** begin SOURCE EXTRACT **

= Flood fill =

Algorithm in computer graphics to add color or texture

Recursive flood fill with 4 directions

Flood fill, also called seed fill, is a flooding algorithm that determines and alters the area connected to a given node in a multi-dimensional array with some matching attribute. It is used in the "bucket" fill tool of paint programs to fill connected, similarly colored areas with a different color, and in games such as Go and Minesweeper for determining which pieces are cleared. A variant called boundary fill uses the same algorithms but is defined as the area connected to a given node that does not have a particular attribute.

Note that flood filling is not suitable for drawing filled polygons, as it will miss some pixels in more acute corners. Instead, see Even-odd rule and Nonzero-rule.

==Algorithm parameters==

Recursive flood fill with 8 directions

The traditional flood-fill algorithm takes three parameters: a start node, a target color, and a replacement color. The algorithm looks for all nodes in the array that are connected to the start node by a path of the target color and changes them to the replacement color. For a boundary-fill, in place of the target color, a border color would be supplied.

In order to generalize the algorithm in the common way, the following descriptions will instead have two routines available. One called Inside which returns true for unfilled points that, by their color, would be inside the filled area, and one called Set which fills a pixel/node. Any node that has Set called on it must then no longer be Inside.

Depending on whether we consider nodes touching at the corners connected or not, we have two variations: eight-way and four-way respectively.

== Stack-based recursive implementation (four-way) ==

The earliest-known, implicitly stack-based, recursive, four-way flood-fill implementation goes as follows:

 Flood-fill (node):
  1. If node is not Inside return.
  2. Set the node
  3. Perform Flood-fill one step to the south of node.
  4. Perform Flood-fill one step to the north of node
  5. Perform Flood-fill one step to the west of node
  6. Perform Flood-fill one step to the east of node
  7. Return.

Though easy to understand, the implementation of the algorithm used above is impractical in languages and environments where stack space is severely constrained (e.g. Microcontrollers).

=== Moving the recursion into a data structure ===

Four-way flood fill using a queue for storage
Four-way flood fill using a stack for storage

Moving the recursion into a data structure (either a stack or a queue) prevents a stack overflow. It is similar to the simple recursive solution, except that instead of making recursive calls, it pushes the nodes onto a stack or queue for consumption, with the choice of data structure affecting the proliferation pattern:

 Flood-fill (node):
   1. Set Q to the empty queue or stack.

** end SOURCE EXTRACT **

_WORK TO DO_
A: Starting at the top of the listing and ending at the line that contains "- Bar: [373, 33, 434, 71]", rewrite those lines with "HOOD" swapped for "BONNET" and nothing else changed.
B: Carry on the flood fill article from the point where it stops.

** begin STORED DATA **

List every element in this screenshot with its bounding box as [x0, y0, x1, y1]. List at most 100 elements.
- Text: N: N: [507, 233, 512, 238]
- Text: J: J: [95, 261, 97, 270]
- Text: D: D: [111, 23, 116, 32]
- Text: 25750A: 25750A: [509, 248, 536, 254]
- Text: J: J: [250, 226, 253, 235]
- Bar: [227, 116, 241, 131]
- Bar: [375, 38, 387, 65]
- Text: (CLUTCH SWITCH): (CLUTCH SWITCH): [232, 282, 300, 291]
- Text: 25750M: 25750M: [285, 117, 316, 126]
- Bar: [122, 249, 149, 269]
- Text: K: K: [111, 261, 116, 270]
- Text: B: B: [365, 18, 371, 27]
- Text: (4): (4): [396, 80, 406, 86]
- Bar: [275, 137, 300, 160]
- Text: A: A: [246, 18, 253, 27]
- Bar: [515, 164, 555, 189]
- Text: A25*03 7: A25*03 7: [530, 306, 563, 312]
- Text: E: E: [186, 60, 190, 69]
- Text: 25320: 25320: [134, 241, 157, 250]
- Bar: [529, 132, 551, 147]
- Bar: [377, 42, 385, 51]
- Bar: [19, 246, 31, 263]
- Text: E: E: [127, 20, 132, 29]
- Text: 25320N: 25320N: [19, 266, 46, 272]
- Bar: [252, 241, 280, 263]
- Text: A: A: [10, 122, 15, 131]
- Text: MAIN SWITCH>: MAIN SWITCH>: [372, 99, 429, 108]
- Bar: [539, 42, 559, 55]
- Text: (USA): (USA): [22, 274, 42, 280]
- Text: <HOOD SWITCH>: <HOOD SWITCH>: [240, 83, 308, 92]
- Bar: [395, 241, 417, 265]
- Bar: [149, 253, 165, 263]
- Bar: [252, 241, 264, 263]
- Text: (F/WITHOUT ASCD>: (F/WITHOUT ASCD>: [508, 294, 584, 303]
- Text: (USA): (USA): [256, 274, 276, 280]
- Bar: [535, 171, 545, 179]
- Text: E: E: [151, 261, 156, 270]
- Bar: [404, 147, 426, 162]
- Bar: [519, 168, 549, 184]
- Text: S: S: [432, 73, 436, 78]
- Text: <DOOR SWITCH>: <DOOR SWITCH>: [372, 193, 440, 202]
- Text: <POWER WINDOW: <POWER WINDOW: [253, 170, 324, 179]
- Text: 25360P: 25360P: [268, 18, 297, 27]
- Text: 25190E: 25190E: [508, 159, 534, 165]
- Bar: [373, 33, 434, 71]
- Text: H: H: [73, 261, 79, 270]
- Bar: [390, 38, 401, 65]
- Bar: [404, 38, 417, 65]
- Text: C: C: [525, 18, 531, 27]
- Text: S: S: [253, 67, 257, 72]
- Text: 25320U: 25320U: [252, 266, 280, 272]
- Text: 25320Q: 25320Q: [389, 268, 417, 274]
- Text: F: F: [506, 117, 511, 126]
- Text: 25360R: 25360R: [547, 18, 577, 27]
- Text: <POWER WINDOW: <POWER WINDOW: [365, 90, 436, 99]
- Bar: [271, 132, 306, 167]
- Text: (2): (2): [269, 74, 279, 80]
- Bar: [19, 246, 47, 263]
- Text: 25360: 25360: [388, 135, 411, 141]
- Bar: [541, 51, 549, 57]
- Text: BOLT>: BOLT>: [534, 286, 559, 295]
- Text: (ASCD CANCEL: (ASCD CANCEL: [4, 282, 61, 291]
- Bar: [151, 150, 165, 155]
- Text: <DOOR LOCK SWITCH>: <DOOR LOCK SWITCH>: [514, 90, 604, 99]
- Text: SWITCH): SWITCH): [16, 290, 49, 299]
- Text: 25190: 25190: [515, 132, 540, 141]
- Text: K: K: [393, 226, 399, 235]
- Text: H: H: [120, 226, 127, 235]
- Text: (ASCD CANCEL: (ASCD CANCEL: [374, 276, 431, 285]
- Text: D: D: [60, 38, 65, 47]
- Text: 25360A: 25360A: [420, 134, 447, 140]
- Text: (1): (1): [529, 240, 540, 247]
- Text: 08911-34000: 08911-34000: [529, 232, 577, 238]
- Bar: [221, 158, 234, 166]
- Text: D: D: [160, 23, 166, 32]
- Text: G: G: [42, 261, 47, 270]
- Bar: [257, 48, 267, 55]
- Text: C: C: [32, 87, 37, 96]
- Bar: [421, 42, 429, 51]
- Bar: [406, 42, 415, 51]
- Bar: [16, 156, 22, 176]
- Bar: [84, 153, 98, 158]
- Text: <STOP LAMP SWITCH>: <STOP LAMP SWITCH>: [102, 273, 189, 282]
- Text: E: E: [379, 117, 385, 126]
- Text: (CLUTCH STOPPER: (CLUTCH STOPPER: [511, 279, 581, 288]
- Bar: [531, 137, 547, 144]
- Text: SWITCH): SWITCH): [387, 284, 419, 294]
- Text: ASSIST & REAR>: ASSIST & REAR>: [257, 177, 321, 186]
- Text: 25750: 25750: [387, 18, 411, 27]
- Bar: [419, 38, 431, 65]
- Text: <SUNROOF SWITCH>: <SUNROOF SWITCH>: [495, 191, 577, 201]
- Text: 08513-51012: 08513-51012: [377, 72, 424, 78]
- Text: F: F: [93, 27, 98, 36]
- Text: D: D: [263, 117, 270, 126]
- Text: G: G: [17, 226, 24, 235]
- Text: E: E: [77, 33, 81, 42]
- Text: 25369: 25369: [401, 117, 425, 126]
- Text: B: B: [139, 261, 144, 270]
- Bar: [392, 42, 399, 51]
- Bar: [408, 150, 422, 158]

** end STORED DATA **

_RESPONSES BY TASK_
A:
List every element in this screenshot with its bounding box as [x0, y0, x1, y1]. List at most 100 elements.
- Text: N: N: [507, 233, 512, 238]
- Text: J: J: [95, 261, 97, 270]
- Text: D: D: [111, 23, 116, 32]
- Text: 25750A: 25750A: [509, 248, 536, 254]
- Text: J: J: [250, 226, 253, 235]
- Bar: [227, 116, 241, 131]
- Bar: [375, 38, 387, 65]
- Text: (CLUTCH SWITCH): (CLUTCH SWITCH): [232, 282, 300, 291]
- Text: 25750M: 25750M: [285, 117, 316, 126]
- Bar: [122, 249, 149, 269]
- Text: K: K: [111, 261, 116, 270]
- Text: B: B: [365, 18, 371, 27]
- Text: (4): (4): [396, 80, 406, 86]
- Bar: [275, 137, 300, 160]
- Text: A: A: [246, 18, 253, 27]
- Bar: [515, 164, 555, 189]
- Text: A25*03 7: A25*03 7: [530, 306, 563, 312]
- Text: E: E: [186, 60, 190, 69]
- Text: 25320: 25320: [134, 241, 157, 250]
- Bar: [529, 132, 551, 147]
- Bar: [377, 42, 385, 51]
- Bar: [19, 246, 31, 263]
- Text: E: E: [127, 20, 132, 29]
- Text: 25320N: 25320N: [19, 266, 46, 272]
- Bar: [252, 241, 280, 263]
- Text: A: A: [10, 122, 15, 131]
- Text: MAIN SWITCH>: MAIN SWITCH>: [372, 99, 429, 108]
- Bar: [539, 42, 559, 55]
- Text: (USA): (USA): [22, 274, 42, 280]
- Text: <BONNET SWITCH>: <BONNET SWITCH>: [240, 83, 308, 92]
- Bar: [395, 241, 417, 265]
- Bar: [149, 253, 165, 263]
- Bar: [252, 241, 264, 263]
- Text: (F/WITHOUT ASCD>: (F/WITHOUT ASCD>: [508, 294, 584, 303]
- Text: (USA): (USA): [256, 274, 276, 280]
- Bar: [535, 171, 545, 179]
- Text: E: E: [151, 261, 156, 270]
- Bar: [404, 147, 426, 162]
- Bar: [519, 168, 549, 184]
- Text: S: S: [432, 73, 436, 78]
- Text: <DOOR SWITCH>: <DOOR SWITCH>: [372, 193, 440, 202]
- Text: <POWER WINDOW: <POWER WINDOW: [253, 170, 324, 179]
- Text: 25360P: 25360P: [268, 18, 297, 27]
- Text: 25190E: 25190E: [508, 159, 534, 165]
- Bar: [373, 33, 434, 71]

B:
   2. Add node to the end of Q.
   3. While Q is not empty:
   4. Set n equal to the first element of Q.
   5. Remove first element from Q.
   6. If n is Inside:
          Set the n
          Add the node to the west of n to the end of Q.
          Add the node to the east of n to the end of Q.
          Add the node to the north of n to the end of Q.
          Add the node to the south of n to the end of Q.
   7. Continue looping until Q is exhausted.
   8. Return.

=== Further potential optimizations ===
- Check and set each node's pixel color before adding it to the stack/queue, reducing stack/queue size.
- Use a loop for the east–west directions, queuing pixels above/below as you go (making it similar to the span filling algorithms, below).
- Interleave two or more copies of the code with extra stacks/queues, to allow out-of-order processors more opportunity to parallelize.
- Use multiple threads (ideally with slightly different visiting orders, so they don't stay in the same area).

=== Advantages ===
- Very simple algorithm - easy to make bug-free.

=== Disadvantages ===
- Uses a lot of memory, particularly when using a stack.
- Tests most filled pixels a total of four times.
- Not suitable for pattern filling, as it requires pixel test results to change.
- Access pattern is not cache-friendly, for the queuing variant.
- Cannot easily optimize for multi-pixel words or bitplanes.

== Span filling ==

Scanline fill using a stack for storage

It's possible to optimize things further by working primarily with spans, a row with constant y. The first published complete example works on the following basic principle.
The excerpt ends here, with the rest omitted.